PROVIDED DATA |
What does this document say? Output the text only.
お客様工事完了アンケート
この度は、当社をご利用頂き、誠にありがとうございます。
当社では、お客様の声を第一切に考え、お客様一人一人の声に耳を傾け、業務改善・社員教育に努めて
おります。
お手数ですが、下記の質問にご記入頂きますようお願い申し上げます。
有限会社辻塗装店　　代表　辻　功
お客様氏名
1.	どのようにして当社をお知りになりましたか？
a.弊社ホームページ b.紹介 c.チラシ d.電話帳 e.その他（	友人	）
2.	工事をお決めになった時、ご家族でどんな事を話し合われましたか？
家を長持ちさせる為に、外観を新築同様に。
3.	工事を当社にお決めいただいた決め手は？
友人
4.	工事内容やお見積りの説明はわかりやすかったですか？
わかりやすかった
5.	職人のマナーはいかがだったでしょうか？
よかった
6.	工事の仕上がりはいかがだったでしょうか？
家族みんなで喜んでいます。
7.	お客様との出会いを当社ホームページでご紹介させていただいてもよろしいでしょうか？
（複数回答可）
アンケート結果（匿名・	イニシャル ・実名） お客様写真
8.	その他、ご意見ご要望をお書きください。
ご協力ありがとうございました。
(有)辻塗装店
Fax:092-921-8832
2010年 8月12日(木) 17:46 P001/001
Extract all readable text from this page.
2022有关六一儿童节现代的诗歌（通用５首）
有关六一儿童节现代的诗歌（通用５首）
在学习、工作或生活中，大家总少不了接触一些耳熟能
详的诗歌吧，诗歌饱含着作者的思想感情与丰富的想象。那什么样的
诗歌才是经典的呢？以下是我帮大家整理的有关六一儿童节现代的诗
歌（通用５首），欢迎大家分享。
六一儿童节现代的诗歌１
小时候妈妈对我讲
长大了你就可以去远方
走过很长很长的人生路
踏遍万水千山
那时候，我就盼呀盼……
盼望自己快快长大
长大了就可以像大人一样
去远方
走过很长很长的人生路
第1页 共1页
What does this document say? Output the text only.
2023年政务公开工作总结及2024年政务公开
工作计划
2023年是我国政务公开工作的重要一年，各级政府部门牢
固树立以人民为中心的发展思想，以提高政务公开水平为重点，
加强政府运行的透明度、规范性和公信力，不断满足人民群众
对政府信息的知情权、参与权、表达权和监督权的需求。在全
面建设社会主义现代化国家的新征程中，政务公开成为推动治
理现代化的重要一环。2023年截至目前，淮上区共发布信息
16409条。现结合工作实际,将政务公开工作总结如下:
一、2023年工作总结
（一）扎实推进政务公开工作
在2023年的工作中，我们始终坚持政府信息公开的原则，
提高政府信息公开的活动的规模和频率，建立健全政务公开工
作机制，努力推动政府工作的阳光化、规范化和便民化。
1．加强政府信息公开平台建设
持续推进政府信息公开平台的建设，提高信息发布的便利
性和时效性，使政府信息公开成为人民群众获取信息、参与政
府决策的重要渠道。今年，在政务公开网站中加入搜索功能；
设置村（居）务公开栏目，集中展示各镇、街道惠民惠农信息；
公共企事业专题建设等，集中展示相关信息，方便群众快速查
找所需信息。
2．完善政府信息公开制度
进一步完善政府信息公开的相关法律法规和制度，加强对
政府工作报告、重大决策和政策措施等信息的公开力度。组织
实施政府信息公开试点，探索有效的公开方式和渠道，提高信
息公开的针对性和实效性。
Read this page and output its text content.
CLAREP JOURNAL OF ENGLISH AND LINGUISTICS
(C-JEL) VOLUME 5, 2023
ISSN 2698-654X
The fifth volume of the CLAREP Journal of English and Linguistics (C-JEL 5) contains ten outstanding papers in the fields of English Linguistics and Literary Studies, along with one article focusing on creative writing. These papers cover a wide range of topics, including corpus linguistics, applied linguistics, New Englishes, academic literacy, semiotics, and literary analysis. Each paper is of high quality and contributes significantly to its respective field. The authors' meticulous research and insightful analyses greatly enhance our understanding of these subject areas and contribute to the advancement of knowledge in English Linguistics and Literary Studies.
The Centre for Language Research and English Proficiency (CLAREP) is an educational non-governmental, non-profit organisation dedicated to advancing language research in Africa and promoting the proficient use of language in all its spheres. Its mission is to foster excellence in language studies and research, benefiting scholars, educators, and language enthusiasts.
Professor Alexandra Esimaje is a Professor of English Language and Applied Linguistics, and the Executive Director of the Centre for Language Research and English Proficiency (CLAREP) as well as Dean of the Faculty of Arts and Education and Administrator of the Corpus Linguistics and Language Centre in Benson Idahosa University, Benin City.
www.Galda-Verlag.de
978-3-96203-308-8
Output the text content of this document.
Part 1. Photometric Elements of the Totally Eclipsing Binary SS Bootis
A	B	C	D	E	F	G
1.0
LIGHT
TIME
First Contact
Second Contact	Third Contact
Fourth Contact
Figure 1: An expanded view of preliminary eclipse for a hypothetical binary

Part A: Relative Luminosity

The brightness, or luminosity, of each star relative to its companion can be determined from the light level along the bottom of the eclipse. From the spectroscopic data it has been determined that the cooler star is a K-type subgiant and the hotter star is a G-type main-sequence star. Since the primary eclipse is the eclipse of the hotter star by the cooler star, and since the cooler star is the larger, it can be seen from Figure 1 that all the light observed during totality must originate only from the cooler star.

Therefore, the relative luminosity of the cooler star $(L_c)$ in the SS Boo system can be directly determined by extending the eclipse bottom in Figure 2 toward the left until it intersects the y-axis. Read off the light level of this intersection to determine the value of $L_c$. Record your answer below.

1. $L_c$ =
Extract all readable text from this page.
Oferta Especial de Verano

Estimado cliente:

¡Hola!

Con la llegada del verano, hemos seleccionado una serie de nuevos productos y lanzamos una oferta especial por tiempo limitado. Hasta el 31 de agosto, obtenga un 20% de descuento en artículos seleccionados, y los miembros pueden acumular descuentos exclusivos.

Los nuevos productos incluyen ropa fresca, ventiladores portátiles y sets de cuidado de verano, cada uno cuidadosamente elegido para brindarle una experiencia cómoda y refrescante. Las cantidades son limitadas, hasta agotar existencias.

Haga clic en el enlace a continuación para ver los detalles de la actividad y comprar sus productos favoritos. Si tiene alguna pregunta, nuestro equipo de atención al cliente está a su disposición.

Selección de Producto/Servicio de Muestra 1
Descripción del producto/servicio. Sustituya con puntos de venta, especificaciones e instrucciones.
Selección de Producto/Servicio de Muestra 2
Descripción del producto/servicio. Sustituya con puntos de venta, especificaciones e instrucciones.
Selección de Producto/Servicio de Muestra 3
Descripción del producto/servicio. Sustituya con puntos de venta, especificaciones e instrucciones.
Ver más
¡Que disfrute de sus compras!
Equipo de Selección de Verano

GIVEN PROBLEM | Report the number of lines that include the string "Part"; return nothing but the count.

WRITTEN RESPONSE | 2